» Aim of the task:
Search the records below for the word "ylabel". Pull out each line that has it.

************

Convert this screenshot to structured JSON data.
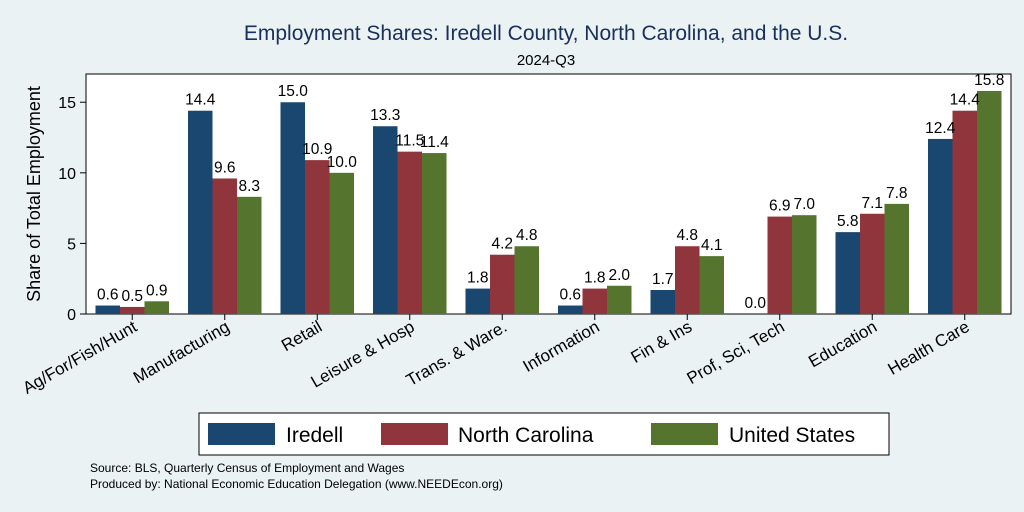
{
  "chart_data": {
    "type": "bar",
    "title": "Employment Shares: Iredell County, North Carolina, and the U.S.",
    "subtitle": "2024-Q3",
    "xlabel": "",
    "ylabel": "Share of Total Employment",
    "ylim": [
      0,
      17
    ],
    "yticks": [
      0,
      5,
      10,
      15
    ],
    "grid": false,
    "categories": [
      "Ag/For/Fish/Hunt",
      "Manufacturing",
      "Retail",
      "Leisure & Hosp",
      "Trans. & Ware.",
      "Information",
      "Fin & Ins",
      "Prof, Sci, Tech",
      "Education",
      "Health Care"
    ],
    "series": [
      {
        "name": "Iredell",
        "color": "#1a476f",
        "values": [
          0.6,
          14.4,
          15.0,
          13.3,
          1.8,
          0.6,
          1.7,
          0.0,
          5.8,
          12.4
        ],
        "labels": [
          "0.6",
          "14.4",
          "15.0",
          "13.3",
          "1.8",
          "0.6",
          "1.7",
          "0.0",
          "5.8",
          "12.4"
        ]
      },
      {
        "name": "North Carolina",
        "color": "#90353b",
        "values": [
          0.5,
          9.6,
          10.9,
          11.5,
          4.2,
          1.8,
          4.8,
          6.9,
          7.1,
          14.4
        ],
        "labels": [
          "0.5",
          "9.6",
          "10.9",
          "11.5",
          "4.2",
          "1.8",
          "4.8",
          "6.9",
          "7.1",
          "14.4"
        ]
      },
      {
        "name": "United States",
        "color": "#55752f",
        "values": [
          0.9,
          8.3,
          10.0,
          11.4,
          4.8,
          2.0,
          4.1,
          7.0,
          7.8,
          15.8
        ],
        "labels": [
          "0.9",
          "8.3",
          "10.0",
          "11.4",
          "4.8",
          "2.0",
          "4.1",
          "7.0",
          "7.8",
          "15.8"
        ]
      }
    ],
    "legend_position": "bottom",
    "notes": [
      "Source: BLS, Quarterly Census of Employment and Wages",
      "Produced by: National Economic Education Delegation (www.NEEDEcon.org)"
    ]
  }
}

************

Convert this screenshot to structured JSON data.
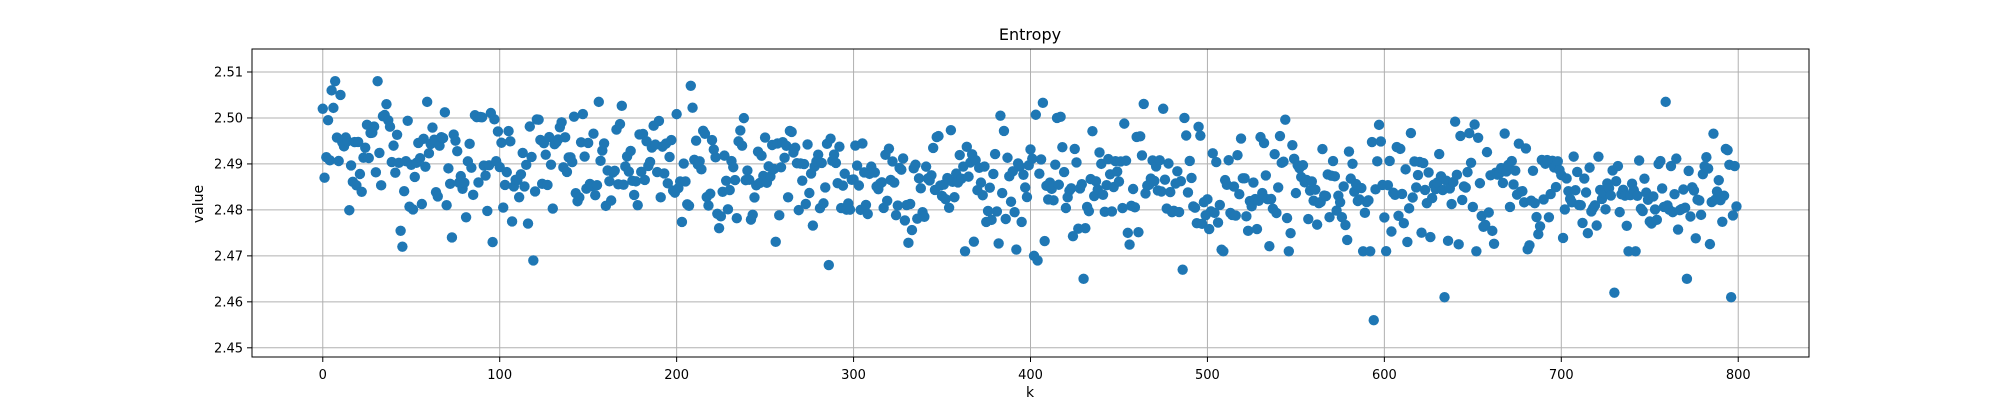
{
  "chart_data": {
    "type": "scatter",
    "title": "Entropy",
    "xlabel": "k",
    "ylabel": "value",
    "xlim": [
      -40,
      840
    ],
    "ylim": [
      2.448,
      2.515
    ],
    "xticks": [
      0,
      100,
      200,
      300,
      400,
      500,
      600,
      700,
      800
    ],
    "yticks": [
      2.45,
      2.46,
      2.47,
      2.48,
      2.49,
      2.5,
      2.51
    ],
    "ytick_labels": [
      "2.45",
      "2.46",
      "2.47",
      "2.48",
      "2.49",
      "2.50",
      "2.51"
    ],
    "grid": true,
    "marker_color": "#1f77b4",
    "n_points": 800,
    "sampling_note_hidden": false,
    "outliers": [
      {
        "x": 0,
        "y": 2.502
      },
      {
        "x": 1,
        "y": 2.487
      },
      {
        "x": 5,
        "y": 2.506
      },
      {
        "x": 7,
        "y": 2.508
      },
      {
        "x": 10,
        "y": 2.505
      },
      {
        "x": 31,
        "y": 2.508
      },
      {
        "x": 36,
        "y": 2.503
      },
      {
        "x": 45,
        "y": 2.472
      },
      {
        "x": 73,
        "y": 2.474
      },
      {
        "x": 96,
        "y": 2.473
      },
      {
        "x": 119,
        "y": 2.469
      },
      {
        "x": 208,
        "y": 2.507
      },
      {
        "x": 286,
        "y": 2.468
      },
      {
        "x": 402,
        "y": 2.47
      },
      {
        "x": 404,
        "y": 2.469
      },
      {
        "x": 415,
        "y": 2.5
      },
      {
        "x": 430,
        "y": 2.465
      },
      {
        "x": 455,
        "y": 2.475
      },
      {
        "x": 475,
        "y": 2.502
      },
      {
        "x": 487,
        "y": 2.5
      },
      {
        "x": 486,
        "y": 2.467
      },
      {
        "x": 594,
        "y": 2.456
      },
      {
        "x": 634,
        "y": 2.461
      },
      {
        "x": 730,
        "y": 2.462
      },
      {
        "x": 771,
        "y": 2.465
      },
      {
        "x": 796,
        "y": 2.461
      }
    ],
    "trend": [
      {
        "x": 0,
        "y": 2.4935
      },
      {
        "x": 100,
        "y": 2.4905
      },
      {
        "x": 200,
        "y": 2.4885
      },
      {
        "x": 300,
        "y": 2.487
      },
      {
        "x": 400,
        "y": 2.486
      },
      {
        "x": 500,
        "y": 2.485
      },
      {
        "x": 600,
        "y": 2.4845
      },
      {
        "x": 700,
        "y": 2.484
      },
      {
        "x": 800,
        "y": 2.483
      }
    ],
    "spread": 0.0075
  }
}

************

» Output of the exercise:
    "ylabel": "Share of Total Employment",
    "ylabel": "value",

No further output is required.